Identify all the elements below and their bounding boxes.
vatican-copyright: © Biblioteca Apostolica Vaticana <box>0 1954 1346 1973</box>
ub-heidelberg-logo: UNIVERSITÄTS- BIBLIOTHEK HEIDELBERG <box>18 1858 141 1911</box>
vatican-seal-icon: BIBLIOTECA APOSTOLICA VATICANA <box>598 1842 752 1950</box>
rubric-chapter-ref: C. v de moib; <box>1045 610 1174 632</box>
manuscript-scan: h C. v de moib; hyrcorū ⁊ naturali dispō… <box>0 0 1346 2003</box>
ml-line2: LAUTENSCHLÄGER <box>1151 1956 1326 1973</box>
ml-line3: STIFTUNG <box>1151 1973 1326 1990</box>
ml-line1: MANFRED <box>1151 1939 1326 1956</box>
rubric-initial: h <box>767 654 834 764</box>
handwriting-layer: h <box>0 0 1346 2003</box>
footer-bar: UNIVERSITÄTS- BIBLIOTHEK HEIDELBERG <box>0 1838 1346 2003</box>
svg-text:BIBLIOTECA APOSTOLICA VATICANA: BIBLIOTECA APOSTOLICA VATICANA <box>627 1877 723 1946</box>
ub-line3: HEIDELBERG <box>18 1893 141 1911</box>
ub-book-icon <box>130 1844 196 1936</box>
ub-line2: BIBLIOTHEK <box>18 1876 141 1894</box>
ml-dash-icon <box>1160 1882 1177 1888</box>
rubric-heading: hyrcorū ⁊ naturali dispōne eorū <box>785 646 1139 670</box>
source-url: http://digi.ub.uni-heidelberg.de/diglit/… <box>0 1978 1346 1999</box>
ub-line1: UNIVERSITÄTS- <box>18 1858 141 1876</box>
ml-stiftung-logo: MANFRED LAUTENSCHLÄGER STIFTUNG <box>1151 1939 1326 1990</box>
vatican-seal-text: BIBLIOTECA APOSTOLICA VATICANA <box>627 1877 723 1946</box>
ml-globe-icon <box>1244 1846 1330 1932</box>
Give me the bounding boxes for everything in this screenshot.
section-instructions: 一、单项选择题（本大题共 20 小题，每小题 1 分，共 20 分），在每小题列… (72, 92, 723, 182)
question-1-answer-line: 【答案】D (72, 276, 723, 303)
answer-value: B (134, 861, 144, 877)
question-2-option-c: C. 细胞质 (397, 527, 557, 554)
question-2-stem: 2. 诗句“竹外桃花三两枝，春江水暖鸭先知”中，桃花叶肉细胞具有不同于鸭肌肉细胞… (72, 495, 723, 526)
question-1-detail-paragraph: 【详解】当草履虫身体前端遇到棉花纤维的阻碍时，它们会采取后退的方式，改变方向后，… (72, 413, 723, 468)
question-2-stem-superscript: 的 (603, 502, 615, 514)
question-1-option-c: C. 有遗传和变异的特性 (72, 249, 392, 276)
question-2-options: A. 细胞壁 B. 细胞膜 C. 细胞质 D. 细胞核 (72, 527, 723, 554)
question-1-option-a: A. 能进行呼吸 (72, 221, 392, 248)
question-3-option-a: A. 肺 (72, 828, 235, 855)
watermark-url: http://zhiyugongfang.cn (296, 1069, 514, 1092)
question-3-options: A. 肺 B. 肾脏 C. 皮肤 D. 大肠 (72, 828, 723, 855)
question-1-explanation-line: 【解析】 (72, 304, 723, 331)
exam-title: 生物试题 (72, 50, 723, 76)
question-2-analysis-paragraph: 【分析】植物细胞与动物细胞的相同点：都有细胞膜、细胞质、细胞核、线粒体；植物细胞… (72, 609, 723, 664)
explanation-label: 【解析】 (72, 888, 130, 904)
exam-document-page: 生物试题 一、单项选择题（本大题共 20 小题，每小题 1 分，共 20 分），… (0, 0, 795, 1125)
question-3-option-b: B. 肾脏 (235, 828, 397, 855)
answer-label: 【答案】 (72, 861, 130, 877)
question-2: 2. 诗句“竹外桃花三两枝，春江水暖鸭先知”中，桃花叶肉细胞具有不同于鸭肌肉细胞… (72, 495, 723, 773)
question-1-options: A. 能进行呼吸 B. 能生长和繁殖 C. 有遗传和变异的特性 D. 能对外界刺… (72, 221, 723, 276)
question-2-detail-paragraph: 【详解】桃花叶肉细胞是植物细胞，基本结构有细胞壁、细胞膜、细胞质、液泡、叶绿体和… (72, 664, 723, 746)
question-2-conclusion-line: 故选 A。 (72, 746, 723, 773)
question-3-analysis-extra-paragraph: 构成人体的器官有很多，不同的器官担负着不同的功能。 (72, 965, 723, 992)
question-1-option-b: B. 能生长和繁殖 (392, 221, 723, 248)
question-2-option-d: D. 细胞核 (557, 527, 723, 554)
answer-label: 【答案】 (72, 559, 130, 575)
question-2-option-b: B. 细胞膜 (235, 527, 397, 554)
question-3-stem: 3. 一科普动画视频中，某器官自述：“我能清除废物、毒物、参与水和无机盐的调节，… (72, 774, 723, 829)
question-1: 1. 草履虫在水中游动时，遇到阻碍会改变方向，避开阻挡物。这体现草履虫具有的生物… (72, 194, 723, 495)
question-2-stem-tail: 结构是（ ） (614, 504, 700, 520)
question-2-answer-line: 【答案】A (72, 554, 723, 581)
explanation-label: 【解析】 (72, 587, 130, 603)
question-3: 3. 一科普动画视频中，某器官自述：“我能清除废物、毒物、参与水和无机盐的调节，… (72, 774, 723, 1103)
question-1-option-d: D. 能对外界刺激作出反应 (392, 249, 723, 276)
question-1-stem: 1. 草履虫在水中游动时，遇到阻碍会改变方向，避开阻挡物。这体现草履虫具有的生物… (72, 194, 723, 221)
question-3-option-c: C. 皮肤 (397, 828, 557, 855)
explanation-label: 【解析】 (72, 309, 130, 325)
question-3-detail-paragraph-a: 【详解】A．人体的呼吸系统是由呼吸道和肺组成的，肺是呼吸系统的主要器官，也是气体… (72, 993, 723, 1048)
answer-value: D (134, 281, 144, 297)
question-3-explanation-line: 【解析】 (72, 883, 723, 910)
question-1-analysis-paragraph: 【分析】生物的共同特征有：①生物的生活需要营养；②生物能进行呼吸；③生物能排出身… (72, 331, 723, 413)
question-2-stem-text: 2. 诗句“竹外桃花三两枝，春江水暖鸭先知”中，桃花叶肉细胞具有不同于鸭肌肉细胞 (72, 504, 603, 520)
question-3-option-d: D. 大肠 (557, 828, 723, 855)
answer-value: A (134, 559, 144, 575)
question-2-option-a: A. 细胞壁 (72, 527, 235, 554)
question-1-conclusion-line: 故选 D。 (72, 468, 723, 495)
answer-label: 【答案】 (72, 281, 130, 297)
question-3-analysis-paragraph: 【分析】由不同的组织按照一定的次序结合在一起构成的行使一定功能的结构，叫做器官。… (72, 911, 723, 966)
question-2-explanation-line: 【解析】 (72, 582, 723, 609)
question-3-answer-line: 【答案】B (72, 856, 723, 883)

__Task requirements__: Return every line of the material above word for word, with nothing added, dropped, or changed.

__Output below__:
Identify all the elements below and their bounding boxes.
vatican-copyright: © Biblioteca Apostolica Vaticana <box>0 1954 1346 1973</box>
ub-heidelberg-logo: UNIVERSITÄTS- BIBLIOTHEK HEIDELBERG <box>18 1858 141 1911</box>
vatican-seal-icon: BIBLIOTECA APOSTOLICA VATICANA <box>598 1842 752 1950</box>
rubric-chapter-ref: C. v de moib; <box>1045 610 1174 632</box>
manuscript-scan: h C. v de moib; hyrcorū ⁊ naturali dispō… <box>0 0 1346 2003</box>
ml-line2: LAUTENSCHLÄGER <box>1151 1956 1326 1973</box>
ml-line3: STIFTUNG <box>1151 1973 1326 1990</box>
ml-line1: MANFRED <box>1151 1939 1326 1956</box>
rubric-initial: h <box>767 654 834 764</box>
handwriting-layer: h <box>0 0 1346 2003</box>
footer-bar: UNIVERSITÄTS- BIBLIOTHEK HEIDELBERG <box>0 1838 1346 2003</box>
svg-text:BIBLIOTECA APOSTOLICA VATICANA: BIBLIOTECA APOSTOLICA VATICANA <box>627 1877 723 1946</box>
ub-line3: HEIDELBERG <box>18 1893 141 1911</box>
ub-book-icon <box>130 1844 196 1936</box>
ub-line2: BIBLIOTHEK <box>18 1876 141 1894</box>
ml-dash-icon <box>1160 1882 1177 1888</box>
rubric-heading: hyrcorū ⁊ naturali dispōne eorū <box>785 646 1139 670</box>
source-url: http://digi.ub.uni-heidelberg.de/diglit/… <box>0 1978 1346 1999</box>
ub-line1: UNIVERSITÄTS- <box>18 1858 141 1876</box>
ml-stiftung-logo: MANFRED LAUTENSCHLÄGER STIFTUNG <box>1151 1939 1326 1990</box>
vatican-seal-text: BIBLIOTECA APOSTOLICA VATICANA <box>627 1877 723 1946</box>
ml-globe-icon <box>1244 1846 1330 1932</box>
Give me the bounding boxes for everything in this screenshot.
section-instructions: 一、单项选择题（本大题共 20 小题，每小题 1 分，共 20 分），在每小题列… (72, 92, 723, 182)
question-1-answer-line: 【答案】D (72, 276, 723, 303)
answer-value: B (134, 861, 144, 877)
question-2-option-c: C. 细胞质 (397, 527, 557, 554)
question-2-stem: 2. 诗句“竹外桃花三两枝，春江水暖鸭先知”中，桃花叶肉细胞具有不同于鸭肌肉细胞… (72, 495, 723, 526)
question-1-detail-paragraph: 【详解】当草履虫身体前端遇到棉花纤维的阻碍时，它们会采取后退的方式，改变方向后，… (72, 413, 723, 468)
question-2-stem-superscript: 的 (603, 502, 615, 514)
question-1-option-c: C. 有遗传和变异的特性 (72, 249, 392, 276)
question-2-options: A. 细胞壁 B. 细胞膜 C. 细胞质 D. 细胞核 (72, 527, 723, 554)
question-1-option-a: A. 能进行呼吸 (72, 221, 392, 248)
question-3-option-a: A. 肺 (72, 828, 235, 855)
watermark-url: http://zhiyugongfang.cn (296, 1069, 514, 1092)
question-3-options: A. 肺 B. 肾脏 C. 皮肤 D. 大肠 (72, 828, 723, 855)
question-1-explanation-line: 【解析】 (72, 304, 723, 331)
exam-title: 生物试题 (72, 50, 723, 76)
question-2-analysis-paragraph: 【分析】植物细胞与动物细胞的相同点：都有细胞膜、细胞质、细胞核、线粒体；植物细胞… (72, 609, 723, 664)
explanation-label: 【解析】 (72, 888, 130, 904)
exam-document-page: 生物试题 一、单项选择题（本大题共 20 小题，每小题 1 分，共 20 分），… (0, 0, 795, 1125)
question-3-option-b: B. 肾脏 (235, 828, 397, 855)
answer-label: 【答案】 (72, 861, 130, 877)
question-2: 2. 诗句“竹外桃花三两枝，春江水暖鸭先知”中，桃花叶肉细胞具有不同于鸭肌肉细胞… (72, 495, 723, 773)
question-1-options: A. 能进行呼吸 B. 能生长和繁殖 C. 有遗传和变异的特性 D. 能对外界刺… (72, 221, 723, 276)
question-2-detail-paragraph: 【详解】桃花叶肉细胞是植物细胞，基本结构有细胞壁、细胞膜、细胞质、液泡、叶绿体和… (72, 664, 723, 746)
question-2-conclusion-line: 故选 A。 (72, 746, 723, 773)
question-3-analysis-extra-paragraph: 构成人体的器官有很多，不同的器官担负着不同的功能。 (72, 965, 723, 992)
question-1-option-b: B. 能生长和繁殖 (392, 221, 723, 248)
question-2-option-d: D. 细胞核 (557, 527, 723, 554)
answer-label: 【答案】 (72, 559, 130, 575)
question-2-option-b: B. 细胞膜 (235, 527, 397, 554)
question-3-stem: 3. 一科普动画视频中，某器官自述：“我能清除废物、毒物、参与水和无机盐的调节，… (72, 774, 723, 829)
question-1: 1. 草履虫在水中游动时，遇到阻碍会改变方向，避开阻挡物。这体现草履虫具有的生物… (72, 194, 723, 495)
question-2-stem-tail: 结构是（ ） (614, 504, 700, 520)
question-2-answer-line: 【答案】A (72, 554, 723, 581)
explanation-label: 【解析】 (72, 587, 130, 603)
question-3: 3. 一科普动画视频中，某器官自述：“我能清除废物、毒物、参与水和无机盐的调节，… (72, 774, 723, 1103)
question-1-option-d: D. 能对外界刺激作出反应 (392, 249, 723, 276)
question-1-stem: 1. 草履虫在水中游动时，遇到阻碍会改变方向，避开阻挡物。这体现草履虫具有的生物… (72, 194, 723, 221)
question-3-option-c: C. 皮肤 (397, 828, 557, 855)
explanation-label: 【解析】 (72, 309, 130, 325)
question-3-detail-paragraph-a: 【详解】A．人体的呼吸系统是由呼吸道和肺组成的，肺是呼吸系统的主要器官，也是气体… (72, 993, 723, 1048)
answer-value: D (134, 281, 144, 297)
question-3-explanation-line: 【解析】 (72, 883, 723, 910)
question-1-analysis-paragraph: 【分析】生物的共同特征有：①生物的生活需要营养；②生物能进行呼吸；③生物能排出身… (72, 331, 723, 413)
question-2-stem-text: 2. 诗句“竹外桃花三两枝，春江水暖鸭先知”中，桃花叶肉细胞具有不同于鸭肌肉细胞 (72, 504, 603, 520)
question-3-option-d: D. 大肠 (557, 828, 723, 855)
answer-value: A (134, 559, 144, 575)
question-2-option-a: A. 细胞壁 (72, 527, 235, 554)
question-1-conclusion-line: 故选 D。 (72, 468, 723, 495)
answer-label: 【答案】 (72, 281, 130, 297)
question-3-analysis-paragraph: 【分析】由不同的组织按照一定的次序结合在一起构成的行使一定功能的结构，叫做器官。… (72, 911, 723, 966)
question-2-explanation-line: 【解析】 (72, 582, 723, 609)
question-3-answer-line: 【答案】B (72, 856, 723, 883)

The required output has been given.